Stated problem: Once the pictures are set aside, transcribe the remaining data exactly.

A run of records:
********

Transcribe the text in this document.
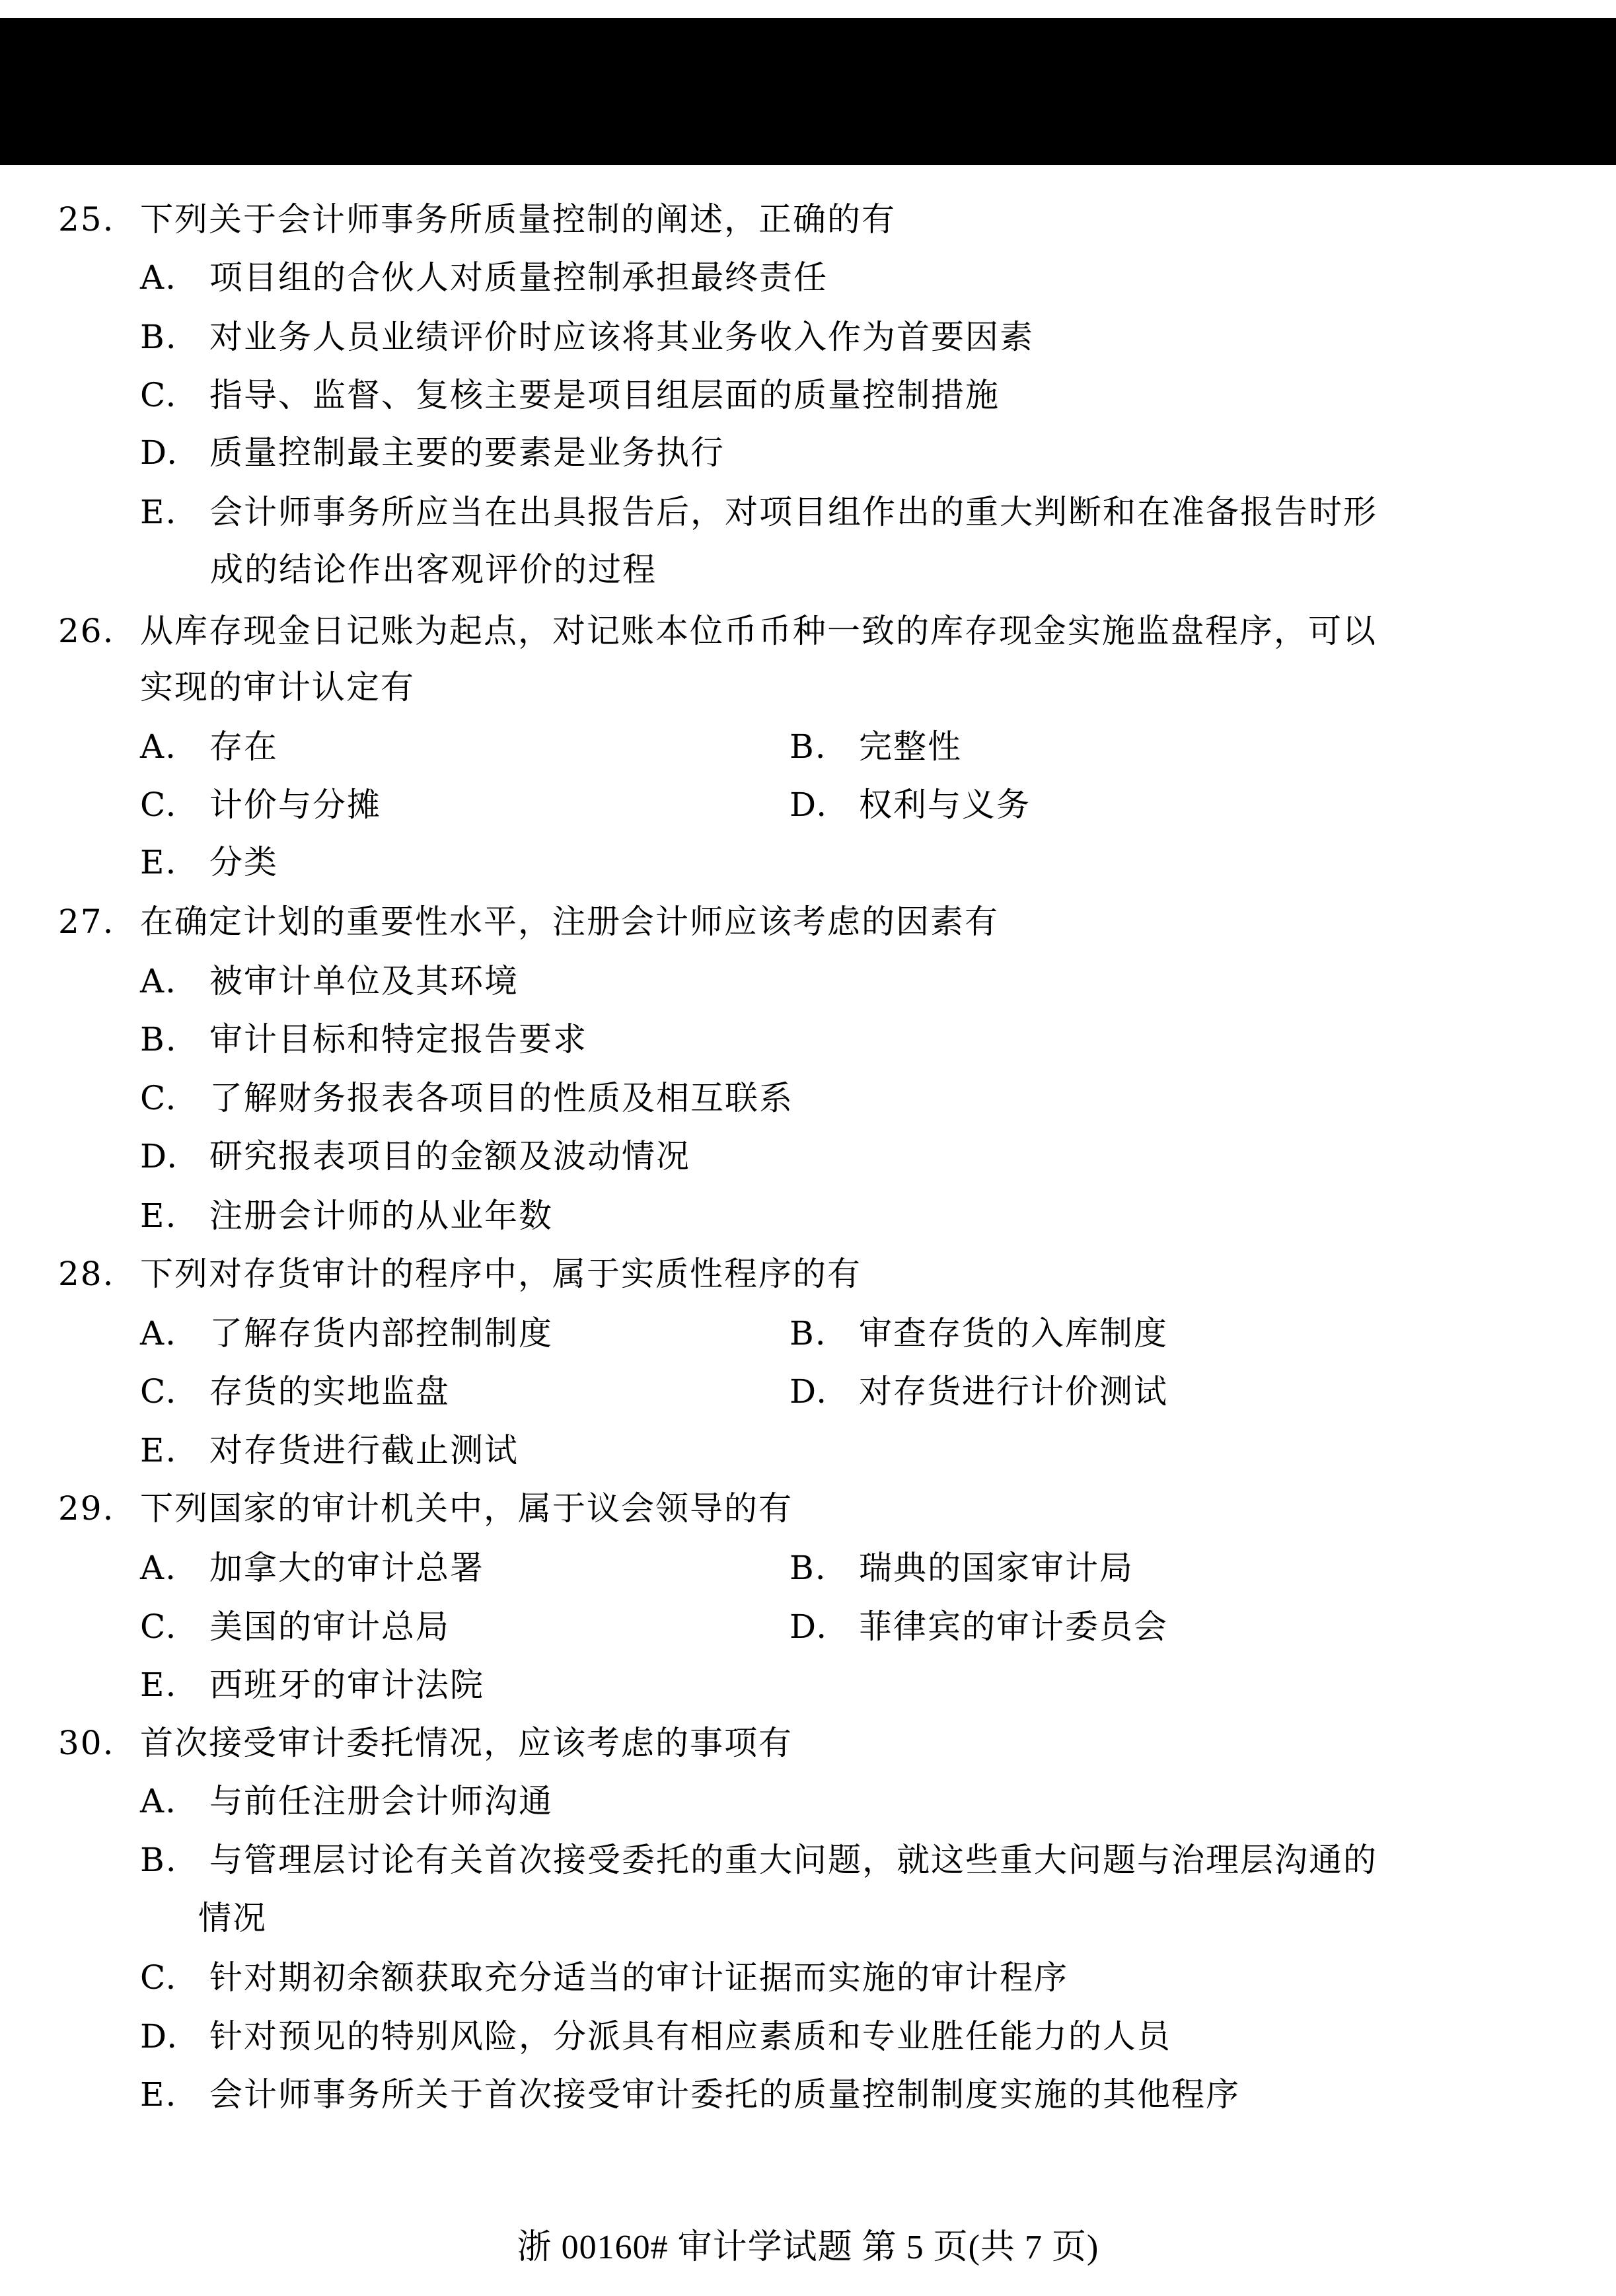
25. 下列关于会计师事务所质量控制的阐述，正确的有
A. 项目组的合伙人对质量控制承担最终责任
B. 对业务人员业绩评价时应该将其业务收入作为首要因素
C. 指导、监督、复核主要是项目组层面的质量控制措施
D. 质量控制最主要的要素是业务执行
E. 会计师事务所应当在出具报告后，对项目组作出的重大判断和在准备报告时形
成的结论作出客观评价的过程
26. 从库存现金日记账为起点，对记账本位币币种一致的库存现金实施监盘程序，可以
实现的审计认定有
A. 存在	B. 完整性
C. 计价与分摊	D. 权利与义务
E. 分类
27. 在确定计划的重要性水平，注册会计师应该考虑的因素有
A. 被审计单位及其环境
B. 审计目标和特定报告要求
C. 了解财务报表各项目的性质及相互联系
D. 研究报表项目的金额及波动情况
E. 注册会计师的从业年数
28. 下列对存货审计的程序中，属于实质性程序的有
A. 了解存货内部控制制度	B. 审查存货的入库制度
C. 存货的实地监盘	D. 对存货进行计价测试
E. 对存货进行截止测试
29. 下列国家的审计机关中，属于议会领导的有
A. 加拿大的审计总署	B. 瑞典的国家审计局
C. 美国的审计总局	D. 菲律宾的审计委员会
E. 西班牙的审计法院
30. 首次接受审计委托情况，应该考虑的事项有
A. 与前任注册会计师沟通
B. 与管理层讨论有关首次接受委托的重大问题，就这些重大问题与治理层沟通的
情况
C. 针对期初余额获取充分适当的审计证据而实施的审计程序
D. 针对预见的特别风险，分派具有相应素质和专业胜任能力的人员
E. 会计师事务所关于首次接受审计委托的质量控制制度实施的其他程序
浙 00160# 审计学试题 第 5 页(共 7 页)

********

Solved problem:
Transcribe the text in this document.
25. 下列关于会计师事务所质量控制的阐述，正确的有
A. 项目组的合伙人对质量控制承担最终责任
B. 对业务人员业绩评价时应该将其业务收入作为首要因素
C. 指导、监督、复核主要是项目组层面的质量控制措施
D. 质量控制最主要的要素是业务执行
E. 会计师事务所应当在出具报告后，对项目组作出的重大判断和在准备报告时形
成的结论作出客观评价的过程
26. 从库存现金日记账为起点，对记账本位币币种一致的库存现金实施监盘程序，可以
实现的审计认定有
A. 存在	B. 完整性
C. 计价与分摊	D. 权利与义务
E. 分类
27. 在确定计划的重要性水平，注册会计师应该考虑的因素有
A. 被审计单位及其环境
B. 审计目标和特定报告要求
C. 了解财务报表各项目的性质及相互联系
D. 研究报表项目的金额及波动情况
E. 注册会计师的从业年数
28. 下列对存货审计的程序中，属于实质性程序的有
A. 了解存货内部控制制度	B. 审查存货的入库制度
C. 存货的实地监盘	D. 对存货进行计价测试
E. 对存货进行截止测试
29. 下列国家的审计机关中，属于议会领导的有
A. 加拿大的审计总署	B. 瑞典的国家审计局
C. 美国的审计总局	D. 菲律宾的审计委员会
E. 西班牙的审计法院
30. 首次接受审计委托情况，应该考虑的事项有
A. 与前任注册会计师沟通
B. 与管理层讨论有关首次接受委托的重大问题，就这些重大问题与治理层沟通的
情况
C. 针对期初余额获取充分适当的审计证据而实施的审计程序
D. 针对预见的特别风险，分派具有相应素质和专业胜任能力的人员
E. 会计师事务所关于首次接受审计委托的质量控制制度实施的其他程序
浙 00160# 审计学试题 第 5 页(共 7 页)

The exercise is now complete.